» **INFORMATION SUPPLIED**:
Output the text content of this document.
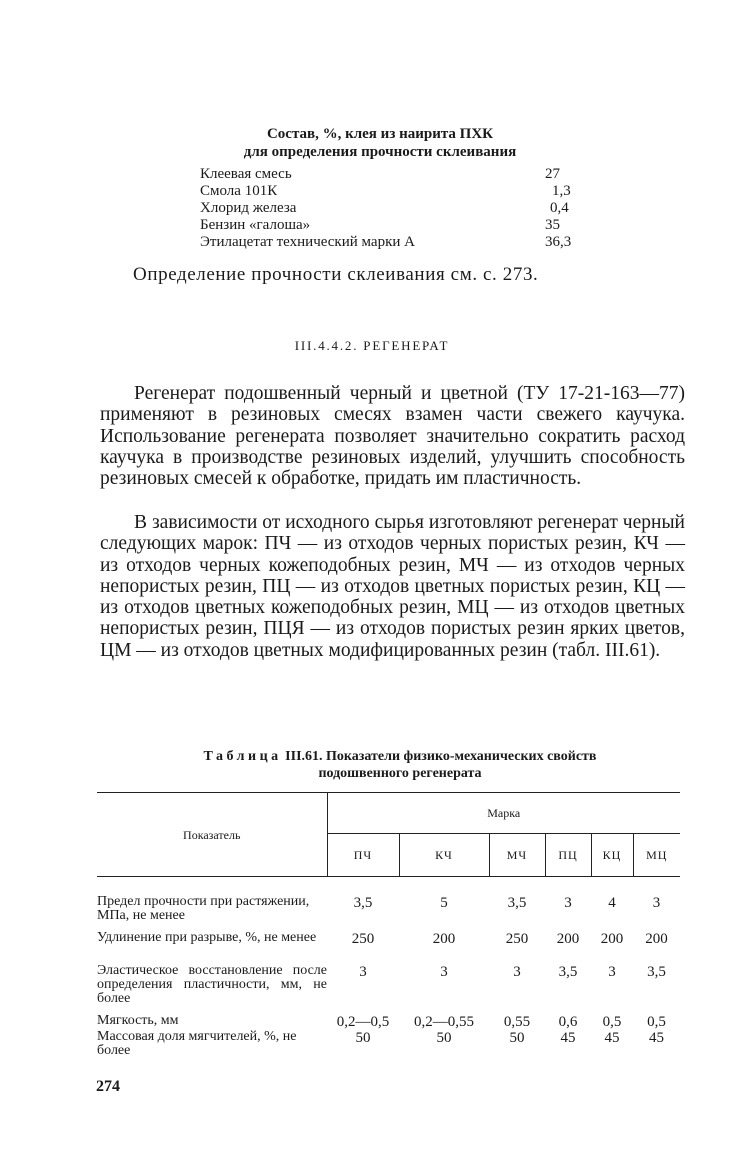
Состав, %, клея из наирита ПХК
для определения прочности склеивания
Клеевая смесь	27
Смола 101К	1,3
Хлорид железа	0,4
Бензин «галоша»	35
Этилацетат технический марки А	36,3
Определение прочности склеивания см. с. 273.
III.4.4.2. РЕГЕНЕРАТ
Регенерат подошвенный черный и цветной (ТУ 17-21-163—77) применяют в резиновых смесях взамен части свежего каучука. Использование регенерата позволяет значительно сократить расход каучука в производстве резиновых изделий, улучшить способность резиновых смесей к обработке, придать им пластичность.
В зависимости от исходного сырья изготовляют регенерат черный следующих марок: ПЧ — из отходов черных пористых резин, КЧ — из отходов черных кожеподобных резин, МЧ — из отходов черных непористых резин, ПЦ — из отходов цветных пористых резин, КЦ — из отходов цветных кожеподобных резин, МЦ — из отходов цветных непористых резин, ПЦЯ — из отходов пористых резин ярких цветов, ЦМ — из отходов цветных модифицированных резин (табл. III.61).
Таблица III.61. Показатели физико-механических свойств
подошвенного регенерата
Показатель	Марка					
	ПЧ	КЧ	МЧ	ПЦ	КЦ	МЦ

Предел прочности при растяжении, МПа, не менее	3,5	5	3,5	3	4	3
Удлинение при разрыве, %, не менее	250	200	250	200	200	200
Эластическое восстановление после определения пластичности, мм, не более	3	3	3	3,5	3	3,5
Мягкость, мм	0,2—0,5	0,2—0,55	0,55	0,6	0,5	0,5
Массовая доля мягчителей, %, не более	50	50	50	45	45	45
274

» **EXERCISE DETAILS**:
Look through the listing and extract every line with "прочности" in it.

» **ANSWER BELOW**:
для определения прочности склеивания
Определение прочности склеивания см. с. 273.
Предел прочности при растяжении, МПа, не менее	3,5	5	3,5	3	4	3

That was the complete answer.